# TASK DESCRIPTION
Using the entries that follow, collect the lines where the word "after" appears.

(Stored items from a collection)
··········

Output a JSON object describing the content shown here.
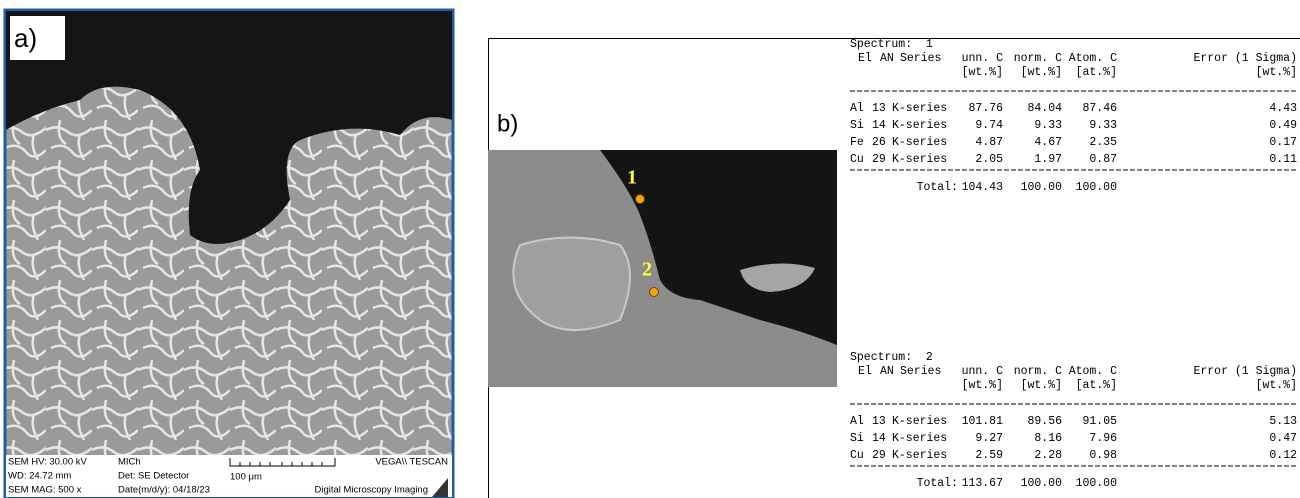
{
  "panel_a": {
    "label": "a)",
    "info": {
      "hv": "SEM HV: 30.00 kV",
      "wd": "WD: 24.72 mm",
      "mag": "SEM MAG: 500 x",
      "site": "MICh",
      "detector": "Det: SE Detector",
      "date": "Date(m/d/y): 04/18/23",
      "scale": "100 μm",
      "brand": "VEGA\\\\ TESCAN",
      "footer": "Digital Microscopy Imaging"
    }
  },
  "panel_b": {
    "label": "b)",
    "points": [
      "1",
      "2"
    ],
    "spectra": [
      {
        "title": "Spectrum:  1",
        "header": [
          "El",
          "AN",
          "Series",
          "unn. C",
          "norm. C",
          "Atom. C",
          "Error (1 Sigma)"
        ],
        "units": [
          "[wt.%]",
          "[wt.%]",
          "[at.%]",
          "[wt.%]"
        ],
        "rows": [
          [
            "Al",
            "13",
            "K-series",
            "87.76",
            "84.04",
            "87.46",
            "4.43"
          ],
          [
            "Si",
            "14",
            "K-series",
            "9.74",
            "9.33",
            "9.33",
            "0.49"
          ],
          [
            "Fe",
            "26",
            "K-series",
            "4.87",
            "4.67",
            "2.35",
            "0.17"
          ],
          [
            "Cu",
            "29",
            "K-series",
            "2.05",
            "1.97",
            "0.87",
            "0.11"
          ]
        ],
        "total": [
          "Total:",
          "104.43",
          "100.00",
          "100.00"
        ]
      },
      {
        "title": "Spectrum:  2",
        "header": [
          "El",
          "AN",
          "Series",
          "unn. C",
          "norm. C",
          "Atom. C",
          "Error (1 Sigma)"
        ],
        "units": [
          "[wt.%]",
          "[wt.%]",
          "[at.%]",
          "[wt.%]"
        ],
        "rows": [
          [
            "Al",
            "13",
            "K-series",
            "101.81",
            "89.56",
            "91.05",
            "5.13"
          ],
          [
            "Si",
            "14",
            "K-series",
            "9.27",
            "8.16",
            "7.96",
            "0.47"
          ],
          [
            "Cu",
            "29",
            "K-series",
            "2.59",
            "2.28",
            "0.98",
            "0.12"
          ]
        ],
        "total": [
          "Total:",
          "113.67",
          "100.00",
          "100.00"
        ]
      }
    ]
  }
}
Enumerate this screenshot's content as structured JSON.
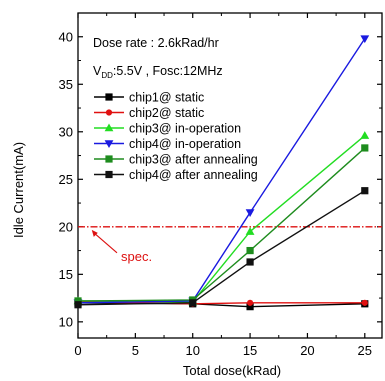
{
  "chart_data": {
    "type": "line",
    "xlabel": "Total dose(kRad)",
    "ylabel": "Idle Current(mA)",
    "xlim": [
      0,
      26.5
    ],
    "ylim": [
      8.3,
      42.5
    ],
    "xticks": [
      0,
      5,
      10,
      15,
      20,
      25
    ],
    "yticks": [
      10,
      15,
      20,
      25,
      30,
      35,
      40
    ],
    "grid": false,
    "legend_placement": "top-left",
    "annotations": {
      "line1": "Dose rate : 2.6kRad/hr",
      "line2_prefix": "V",
      "line2_sub": "DD",
      "line2_suffix": ":5.5V , Fosc:12MHz"
    },
    "spec": {
      "label": "spec.",
      "y": 20.0,
      "color": "#dd1111"
    },
    "series": [
      {
        "name": "chip1@ static",
        "color": "#000000",
        "marker": "square",
        "x": [
          0,
          10,
          15,
          25
        ],
        "y": [
          12.0,
          11.9,
          11.6,
          11.9
        ]
      },
      {
        "name": "chip2@ static",
        "color": "#e01010",
        "marker": "circle",
        "x": [
          0,
          10,
          15,
          25
        ],
        "y": [
          12.1,
          11.9,
          12.0,
          12.0
        ]
      },
      {
        "name": "chip3@ in-operation",
        "color": "#22dd22",
        "marker": "triangle",
        "x": [
          0,
          10,
          15,
          25
        ],
        "y": [
          12.2,
          12.1,
          19.5,
          29.6
        ]
      },
      {
        "name": "chip4@ in-operation",
        "color": "#1a1ae0",
        "marker": "triangle-down",
        "x": [
          0,
          10,
          15,
          25
        ],
        "y": [
          12.0,
          12.2,
          21.5,
          39.8
        ]
      },
      {
        "name": "chip3@ after annealing",
        "color": "#1e8c1e",
        "marker": "square",
        "x": [
          0,
          10,
          15,
          25
        ],
        "y": [
          12.2,
          12.3,
          17.5,
          28.3
        ]
      },
      {
        "name": "chip4@ after annealing",
        "color": "#111111",
        "marker": "square",
        "x": [
          0,
          10,
          15,
          25
        ],
        "y": [
          11.8,
          12.0,
          16.3,
          23.8
        ]
      }
    ]
  }
}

··········

# WRITTEN RESPONSE
        "name": "chip3@ after annealing",
        "name": "chip4@ after annealing",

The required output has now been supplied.